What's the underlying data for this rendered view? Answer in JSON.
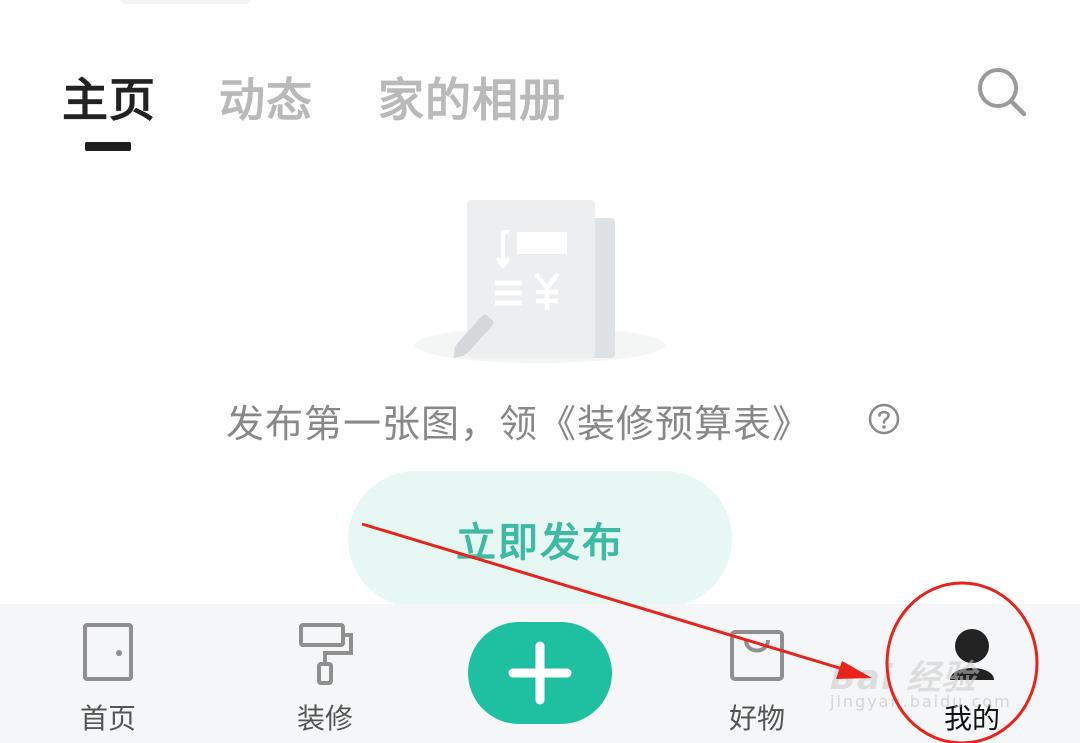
{
  "tabs": [
    {
      "label": "主页",
      "active": true
    },
    {
      "label": "动态",
      "active": false
    },
    {
      "label": "家的相册",
      "active": false
    }
  ],
  "search": {
    "icon": "search-icon"
  },
  "empty_state": {
    "message": "发布第一张图，领《装修预算表》",
    "help_icon": "question-circle-icon",
    "button_label": "立即发布"
  },
  "bottom_nav": [
    {
      "label": "首页",
      "icon": "door-icon"
    },
    {
      "label": "装修",
      "icon": "paint-roller-icon"
    },
    {
      "label": "",
      "icon": "plus-icon"
    },
    {
      "label": "好物",
      "icon": "shopping-bag-icon"
    },
    {
      "label": "我的",
      "icon": "user-avatar-icon",
      "active": true
    }
  ],
  "watermark": {
    "main": "Bai 经验",
    "sub": "jingyan.baidu.com"
  },
  "colors": {
    "accent": "#1fc0a2",
    "button_bg": "#e7f7f3",
    "button_text": "#3db9a4",
    "annotation": "#e8231c"
  }
}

***

Exercise aim ->
Copy out all of the data word for word. Do not carry over any picture.

Response to this exercise ->
What's the underlying data for this rendered view? Answer in JSON.
{
  "tabs": [
    {
      "label": "主页",
      "active": true
    },
    {
      "label": "动态",
      "active": false
    },
    {
      "label": "家的相册",
      "active": false
    }
  ],
  "search": {
    "icon": "search-icon"
  },
  "empty_state": {
    "message": "发布第一张图，领《装修预算表》",
    "help_icon": "question-circle-icon",
    "button_label": "立即发布"
  },
  "bottom_nav": [
    {
      "label": "首页",
      "icon": "door-icon"
    },
    {
      "label": "装修",
      "icon": "paint-roller-icon"
    },
    {
      "label": "",
      "icon": "plus-icon"
    },
    {
      "label": "好物",
      "icon": "shopping-bag-icon"
    },
    {
      "label": "我的",
      "icon": "user-avatar-icon",
      "active": true
    }
  ],
  "watermark": {
    "main": "Bai 经验",
    "sub": "jingyan.baidu.com"
  },
  "colors": {
    "accent": "#1fc0a2",
    "button_bg": "#e7f7f3",
    "button_text": "#3db9a4",
    "annotation": "#e8231c"
  }
}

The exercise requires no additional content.